> _Task description_
Duplicate the lines from the one containing "98, 62, 109]" through the one containing "356, 62, 367]", reproducing them without any change.
start Provided material
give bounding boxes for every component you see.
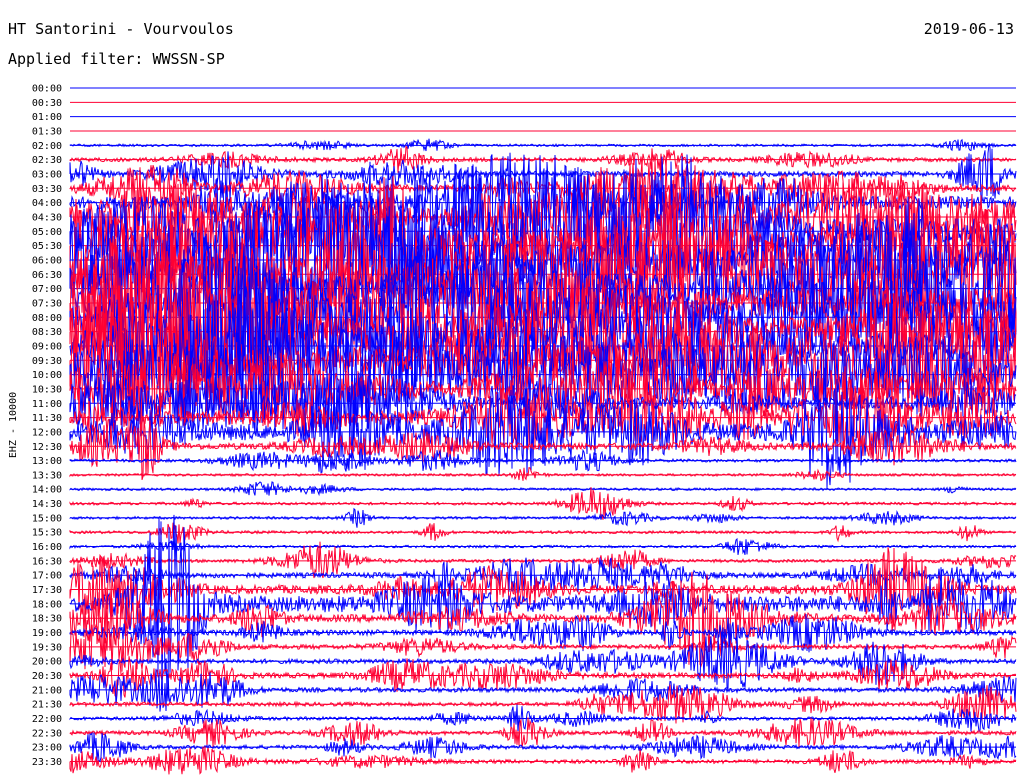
row-time-label: 00:30	[32, 98, 62, 109]
row-time-label: 01:00	[32, 112, 62, 123]
seismic-trace	[69, 746, 1017, 775]
row-time-label: 02:00	[32, 141, 62, 152]
row-time-label: 16:30	[32, 556, 62, 567]
row-time-label: 03:30	[32, 184, 62, 195]
row-time-label: 03:00	[32, 169, 62, 180]
row-time-label: 17:30	[32, 585, 62, 596]
row-time-label: 13:30	[32, 470, 62, 481]
row-time-label: 22:30	[32, 728, 62, 739]
row-time-label: 14:00	[32, 485, 62, 496]
row-time-label: 15:00	[32, 513, 62, 524]
row-time-label: 21:30	[32, 700, 62, 711]
row-time-label: 12:00	[32, 427, 62, 438]
row-time-label: 22:00	[32, 714, 62, 725]
trace-group	[69, 138, 1017, 775]
row-time-label: 20:30	[32, 671, 62, 682]
row-time-label: 11:00	[32, 399, 62, 410]
row-time-label: 05:30	[32, 241, 62, 252]
row-time-label: 21:00	[32, 685, 62, 696]
row-time-label: 02:30	[32, 155, 62, 166]
seismic-trace	[69, 487, 1017, 520]
row-time-label: 14:30	[32, 499, 62, 510]
row-time-label: 07:00	[32, 284, 62, 295]
row-time-label: 08:30	[32, 327, 62, 338]
seismic-trace	[69, 514, 1017, 702]
row-time-label: 00:00	[32, 84, 62, 95]
row-time-label: 23:30	[32, 757, 62, 768]
row-time-label: 07:30	[32, 298, 62, 309]
row-time-label: 04:00	[32, 198, 62, 209]
row-time-label: 15:30	[32, 528, 62, 539]
row-time-label: 20:00	[32, 657, 62, 668]
row-time-label: 06:00	[32, 255, 62, 266]
y-axis-label: EHZ - 10000	[8, 392, 19, 458]
row-time-label: 13:00	[32, 456, 62, 467]
row-time-label: 16:00	[32, 542, 62, 553]
row-time-label: 10:00	[32, 370, 62, 381]
seismic-trace	[69, 466, 1017, 482]
row-time-label: 08:00	[32, 313, 62, 324]
row-time-label: 18:30	[32, 614, 62, 625]
row-time-label: 19:30	[32, 642, 62, 653]
row-time-label: 09:00	[32, 341, 62, 352]
row-time-label: 06:30	[32, 270, 62, 281]
row-time-label: 10:30	[32, 384, 62, 395]
row-time-label: 19:00	[32, 628, 62, 639]
seismic-trace	[69, 522, 1017, 544]
row-time-label: 12:30	[32, 442, 62, 453]
row-time-label: 18:00	[32, 599, 62, 610]
row-time-label: 04:30	[32, 212, 62, 223]
row-time-label: 05:00	[32, 227, 62, 238]
seismogram-plot: EHZ - 10000 00:00 00:30 01:00 01:30 02:00 02:3…	[8, 84, 1017, 775]
row-time-label: 09:30	[32, 356, 62, 367]
row-time-label: 17:00	[32, 571, 62, 582]
row-time-label: 11:30	[32, 413, 62, 424]
row-time-label: 23:00	[32, 743, 62, 754]
row-time-label: 01:30	[32, 126, 62, 137]
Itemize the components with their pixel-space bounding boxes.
end Provided material
> _Solution_
row-time-label: 00:30	[32, 98, 62, 109]
row-time-label: 01:00	[32, 112, 62, 123]
seismic-trace	[69, 746, 1017, 775]
row-time-label: 02:00	[32, 141, 62, 152]
row-time-label: 16:30	[32, 556, 62, 567]
row-time-label: 03:30	[32, 184, 62, 195]
row-time-label: 03:00	[32, 169, 62, 180]
row-time-label: 17:30	[32, 585, 62, 596]
row-time-label: 13:30	[32, 470, 62, 481]
row-time-label: 22:30	[32, 728, 62, 739]
row-time-label: 14:00	[32, 485, 62, 496]
row-time-label: 15:00	[32, 513, 62, 524]
row-time-label: 21:30	[32, 700, 62, 711]
row-time-label: 12:00	[32, 427, 62, 438]
row-time-label: 22:00	[32, 714, 62, 725]
trace-group	[69, 138, 1017, 775]
row-time-label: 20:30	[32, 671, 62, 682]
row-time-label: 11:00	[32, 399, 62, 410]
row-time-label: 05:30	[32, 241, 62, 252]
row-time-label: 21:00	[32, 685, 62, 696]
row-time-label: 02:30	[32, 155, 62, 166]
seismic-trace	[69, 487, 1017, 520]
row-time-label: 14:30	[32, 499, 62, 510]
row-time-label: 07:00	[32, 284, 62, 295]
row-time-label: 08:30	[32, 327, 62, 338]
seismic-trace	[69, 514, 1017, 702]
row-time-label: 00:00	[32, 84, 62, 95]
row-time-label: 23:30	[32, 757, 62, 768]
row-time-label: 07:30	[32, 298, 62, 309]
row-time-label: 04:00	[32, 198, 62, 209]
row-time-label: 15:30	[32, 528, 62, 539]
row-time-label: 20:00	[32, 657, 62, 668]
row-time-label: 06:00	[32, 255, 62, 266]
y-axis-label: EHZ - 10000	[8, 392, 19, 458]
row-time-label: 13:00	[32, 456, 62, 467]
row-time-label: 16:00	[32, 542, 62, 553]
row-time-label: 10:00	[32, 370, 62, 381]
seismic-trace	[69, 466, 1017, 482]
row-time-label: 08:00	[32, 313, 62, 324]
row-time-label: 18:30	[32, 614, 62, 625]
row-time-label: 19:30	[32, 642, 62, 653]
row-time-label: 09:00	[32, 341, 62, 352]
row-time-label: 06:30	[32, 270, 62, 281]
row-time-label: 10:30	[32, 384, 62, 395]
row-time-label: 19:00	[32, 628, 62, 639]
seismic-trace	[69, 522, 1017, 544]
row-time-label: 12:30	[32, 442, 62, 453]
row-time-label: 18:00	[32, 599, 62, 610]
row-time-label: 04:30	[32, 212, 62, 223]
row-time-label: 05:00	[32, 227, 62, 238]
seismogram-plot: EHZ - 10000 00:00 00:30 01:00 01:30 02:00 02:3…	[8, 84, 1017, 775]
row-time-label: 09:30	[32, 356, 62, 367]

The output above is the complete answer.